■ WRITTEN REQUEST ■
Track down the lines that contain "legal" and copy them.
start INFORMATION PROVIDED
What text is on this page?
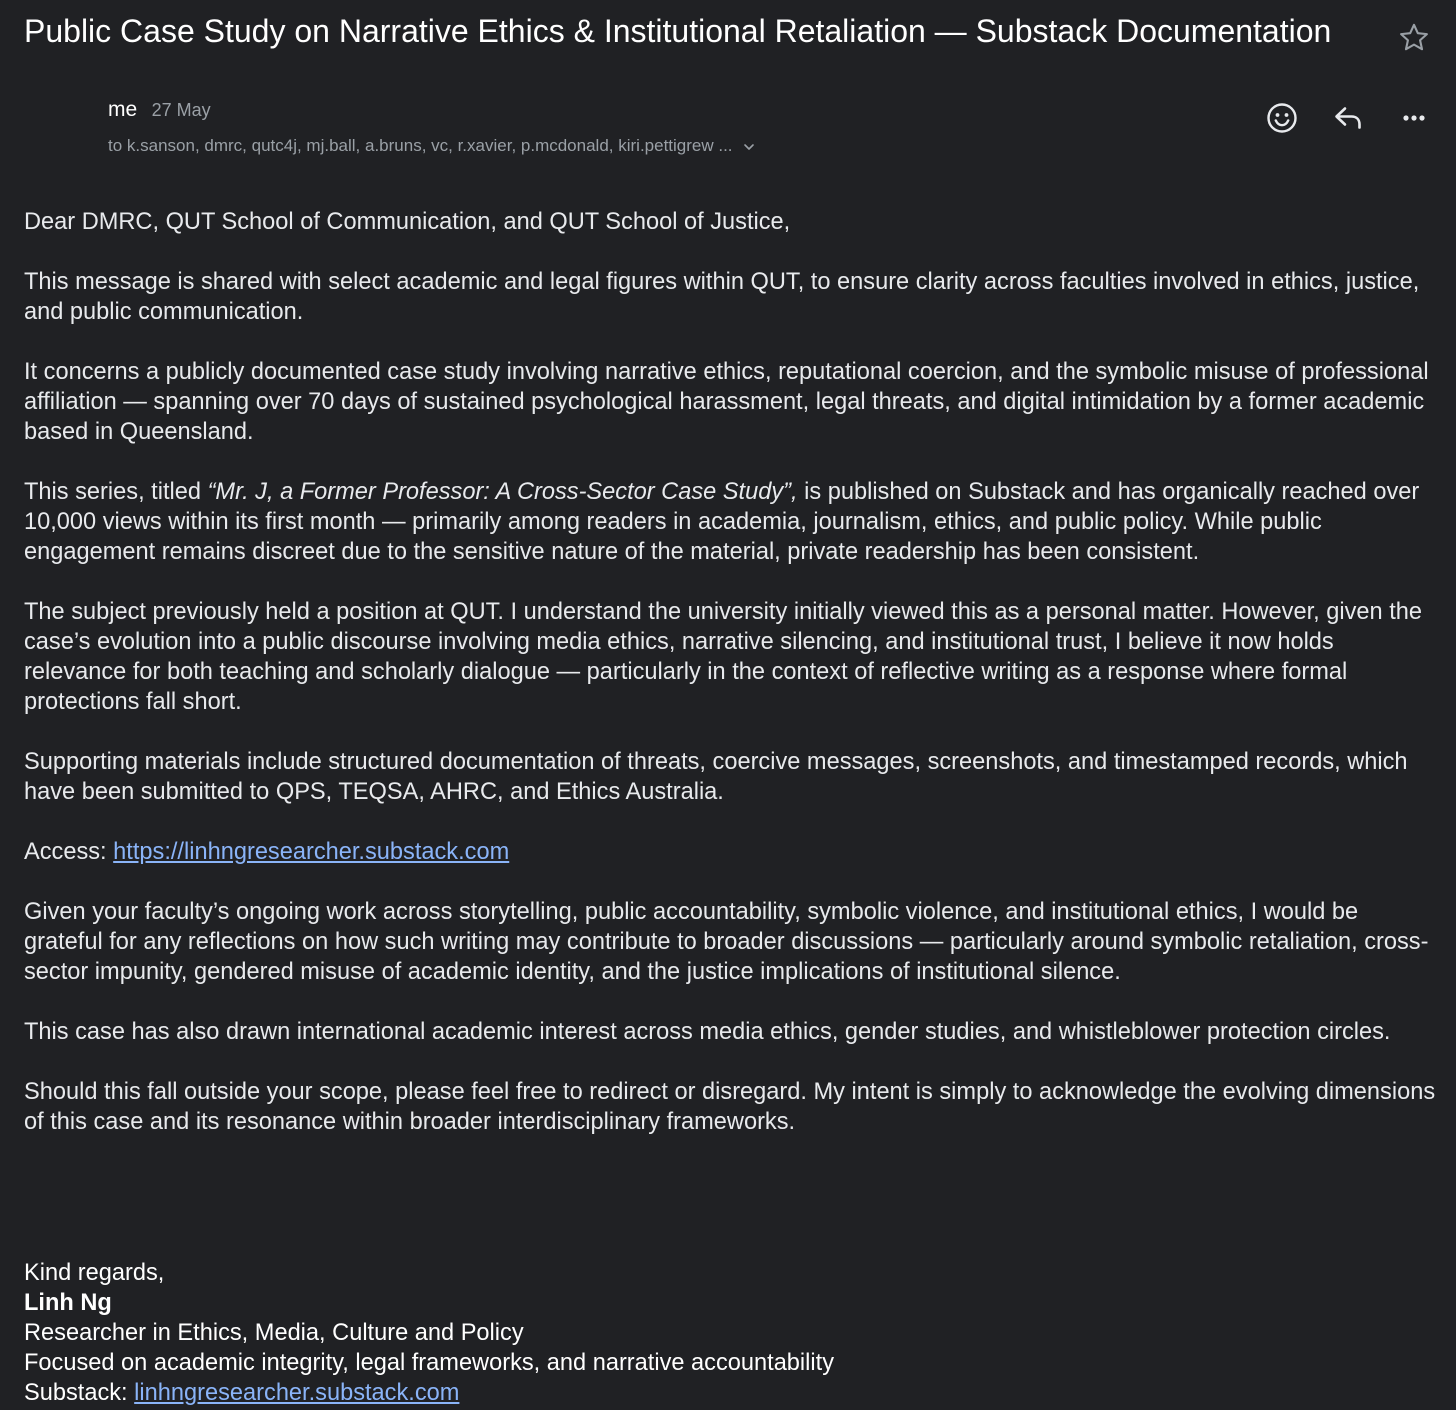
Public Case Study on Narrative Ethics & Institutional Retaliation — Substack Documentation
me 27 May
to k.sanson, dmrc, qutc4j, mj.ball, a.bruns, vc, r.xavier, p.mcdonald, kiri.pettigrew ...

Dear DMRC, QUT School of Communication, and QUT School of Justice,

This message is shared with select academic and legal figures within QUT, to ensure clarity across faculties involved in ethics, justice, and public communication.

It concerns a publicly documented case study involving narrative ethics, reputational coercion, and the symbolic misuse of professional affiliation — spanning over 70 days of sustained psychological harassment, legal threats, and digital intimidation by a former academic based in Queensland.

This series, titled “Mr. J, a Former Professor: A Cross-Sector Case Study”, is published on Substack and has organically reached over 10,000 views within its first month — primarily among readers in academia, journalism, ethics, and public policy. While public engagement remains discreet due to the sensitive nature of the material, private readership has been consistent.

The subject previously held a position at QUT. I understand the university initially viewed this as a personal matter. However, given the case’s evolution into a public discourse involving media ethics, narrative silencing, and institutional trust, I believe it now holds relevance for both teaching and scholarly dialogue — particularly in the context of reflective writing as a response where formal protections fall short.

Supporting materials include structured documentation of threats, coercive messages, screenshots, and timestamped records, which have been submitted to QPS, TEQSA, AHRC, and Ethics Australia.

Access: https://linhngresearcher.substack.com

Given your faculty’s ongoing work across storytelling, public accountability, symbolic violence, and institutional ethics, I would be grateful for any reflections on how such writing may contribute to broader discussions — particularly around symbolic retaliation, cross-sector impunity, gendered misuse of academic identity, and the justice implications of institutional silence.

This case has also drawn international academic interest across media ethics, gender studies, and whistleblower protection circles.

Should this fall outside your scope, please feel free to redirect or disregard. My intent is simply to acknowledge the evolving dimensions of this case and its resonance within broader interdisciplinary frameworks.

Kind regards,
Linh Ng
Researcher in Ethics, Media, Culture and Policy
Focused on academic integrity, legal frameworks, and narrative accountability
Substack: linhngresearcher.substack.com
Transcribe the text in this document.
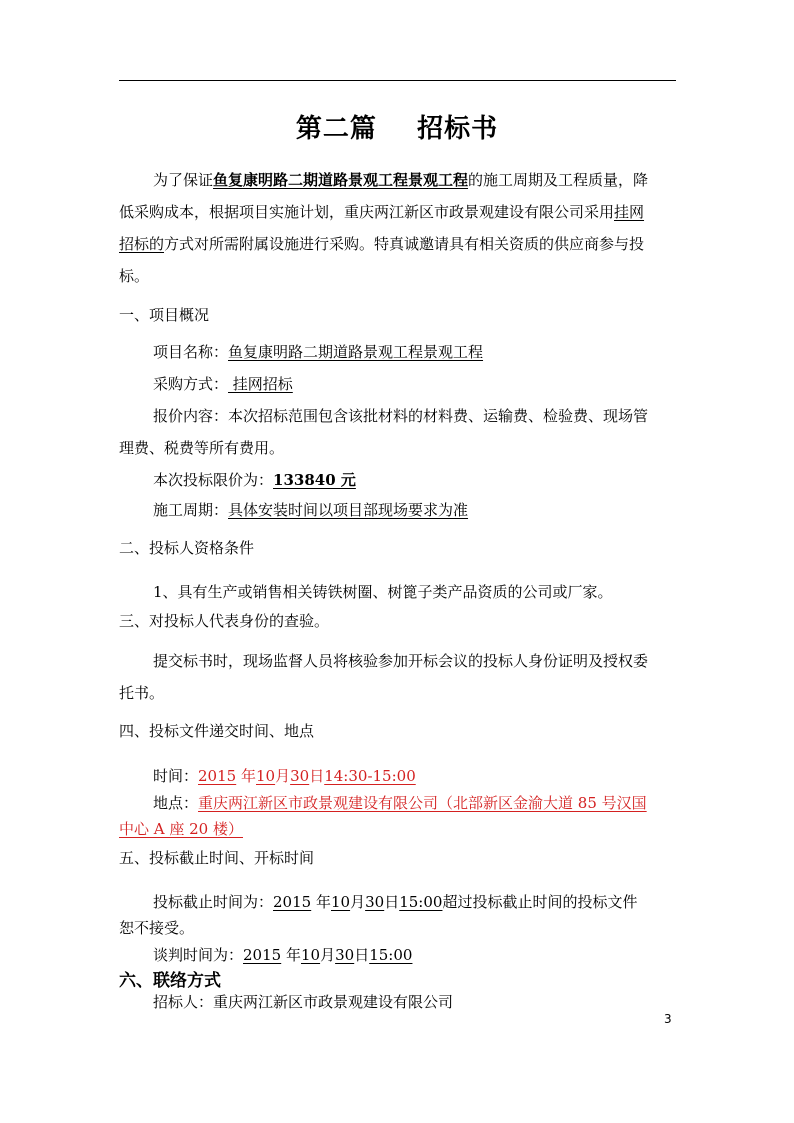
第二篇    招标书
为了保证鱼复康明路二期道路景观工程景观工程的施工周期及工程质量，降
低采购成本，根据项目实施计划，重庆两江新区市政景观建设有限公司采用挂网
招标的方式对所需附属设施进行采购。特真诚邀请具有相关资质的供应商参与投
标。
一、项目概况
项目名称：鱼复康明路二期道路景观工程景观工程
采购方式： 挂网招标
报价内容：本次招标范围包含该批材料的材料费、运输费、检验费、现场管
理费、税费等所有费用。
本次投标限价为：133840 元
施工周期：具体安装时间以项目部现场要求为准
二、投标人资格条件
1、具有生产或销售相关铸铁树圈、树篦子类产品资质的公司或厂家。
三、对投标人代表身份的查验。
提交标书时，现场监督人员将核验参加开标会议的投标人身份证明及授权委
托书。
四、投标文件递交时间、地点
时间：2015 年10月30日14:30-15:00
地点：重庆两江新区市政景观建设有限公司（北部新区金渝大道 85 号汉国
中心 A 座 20 楼）
五、投标截止时间、开标时间
投标截止时间为：2015 年10月30日15:00超过投标截止时间的投标文件
恕不接受。
谈判时间为：2015 年10月30日15:00
六、联络方式
招标人：重庆两江新区市政景观建设有限公司
3
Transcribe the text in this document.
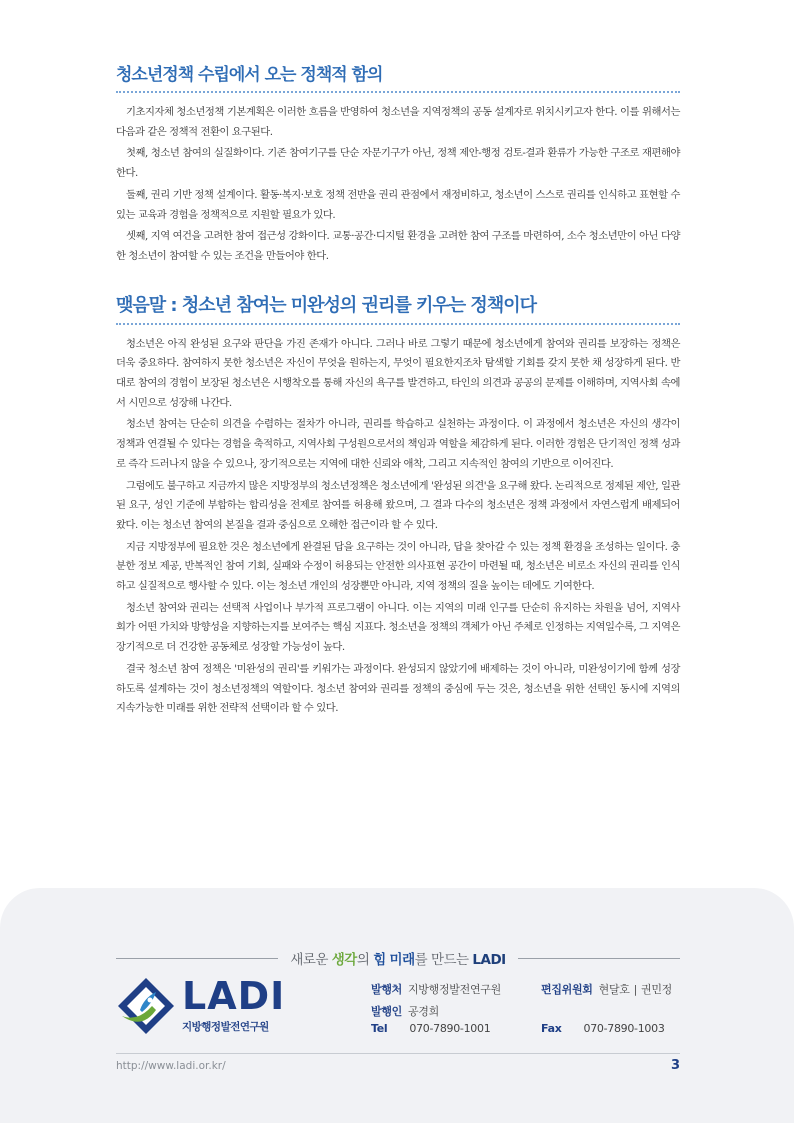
청소년정책 수립에서 오는 정책적 함의

기초지자체 청소년정책 기본계획은 이러한 흐름을 반영하여 청소년을 지역정책의 공동 설계자로 위치시키고자 한다. 이를 위해서는 다음과 같은 정책적 전환이 요구된다.

첫째, 청소년 참여의 실질화이다. 기존 참여기구를 단순 자문기구가 아닌, 정책 제안-행정 검토-결과 환류가 가능한 구조로 재편해야 한다.

둘째, 권리 기반 정책 설계이다. 활동·복지·보호 정책 전반을 권리 관점에서 재정비하고, 청소년이 스스로 권리를 인식하고 표현할 수 있는 교육과 경험을 정책적으로 지원할 필요가 있다.

셋째, 지역 여건을 고려한 참여 접근성 강화이다. 교통·공간·디지털 환경을 고려한 참여 구조를 마련하여, 소수 청소년만이 아닌 다양한 청소년이 참여할 수 있는 조건을 만들어야 한다.

맺음말 : 청소년 참여는 미완성의 권리를 키우는 정책이다

청소년은 아직 완성된 요구와 판단을 가진 존재가 아니다. 그러나 바로 그렇기 때문에 청소년에게 참여와 권리를 보장하는 정책은 더욱 중요하다. 참여하지 못한 청소년은 자신이 무엇을 원하는지, 무엇이 필요한지조차 탐색할 기회를 갖지 못한 채 성장하게 된다. 반대로 참여의 경험이 보장된 청소년은 시행착오를 통해 자신의 욕구를 발견하고, 타인의 의견과 공공의 문제를 이해하며, 지역사회 속에서 시민으로 성장해 나간다.

청소년 참여는 단순히 의견을 수렴하는 절차가 아니라, 권리를 학습하고 실천하는 과정이다. 이 과정에서 청소년은 자신의 생각이 정책과 연결될 수 있다는 경험을 축적하고, 지역사회 구성원으로서의 책임과 역할을 체감하게 된다. 이러한 경험은 단기적인 정책 성과로 즉각 드러나지 않을 수 있으나, 장기적으로는 지역에 대한 신뢰와 애착, 그리고 지속적인 참여의 기반으로 이어진다.

그럼에도 불구하고 지금까지 많은 지방정부의 청소년정책은 청소년에게 '완성된 의견'을 요구해 왔다. 논리적으로 정제된 제안, 일관된 요구, 성인 기준에 부합하는 합리성을 전제로 참여를 허용해 왔으며, 그 결과 다수의 청소년은 정책 과정에서 자연스럽게 배제되어 왔다. 이는 청소년 참여의 본질을 결과 중심으로 오해한 접근이라 할 수 있다.

지금 지방정부에 필요한 것은 청소년에게 완결된 답을 요구하는 것이 아니라, 답을 찾아갈 수 있는 정책 환경을 조성하는 일이다. 충분한 정보 제공, 반복적인 참여 기회, 실패와 수정이 허용되는 안전한 의사표현 공간이 마련될 때, 청소년은 비로소 자신의 권리를 인식하고 실질적으로 행사할 수 있다. 이는 청소년 개인의 성장뿐만 아니라, 지역 정책의 질을 높이는 데에도 기여한다.

청소년 참여와 권리는 선택적 사업이나 부가적 프로그램이 아니다. 이는 지역의 미래 인구를 단순히 유지하는 차원을 넘어, 지역사회가 어떤 가치와 방향성을 지향하는지를 보여주는 핵심 지표다. 청소년을 정책의 객체가 아닌 주체로 인정하는 지역일수록, 그 지역은 장기적으로 더 건강한 공동체로 성장할 가능성이 높다.

결국 청소년 참여 정책은 '미완성의 권리'를 키워가는 과정이다. 완성되지 않았기에 배제하는 것이 아니라, 미완성이기에 함께 성장하도록 설계하는 것이 청소년정책의 역할이다. 청소년 참여와 권리를 정책의 중심에 두는 것은, 청소년을 위한 선택인 동시에 지역의 지속가능한 미래를 위한 전략적 선택이라 할 수 있다.

새로운 생각의 힘 미래를 만드는 LADI
LADI
지방행정발전연구원
발행처 지방행정발전연구원
발행인 공경희
Tel 070-7890-1001
편집위원회 현달호 | 권민정
Fax 070-7890-1003
http://www.ladi.or.kr/	3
end INFORMATION PROVIDED
■ CORRECT OUTPUT ■
This message is shared with select academic and legal figures within QUT, to ensure clarity across faculties involved in ethics, justice, and public communication.
It concerns a publicly documented case study involving narrative ethics, reputational coercion, and the symbolic misuse of professional affiliation — spanning over 70 days of sustained psychological harassment, legal threats, and digital intimidation by a former academic based in Queensland.
Focused on academic integrity, legal frameworks, and narrative accountability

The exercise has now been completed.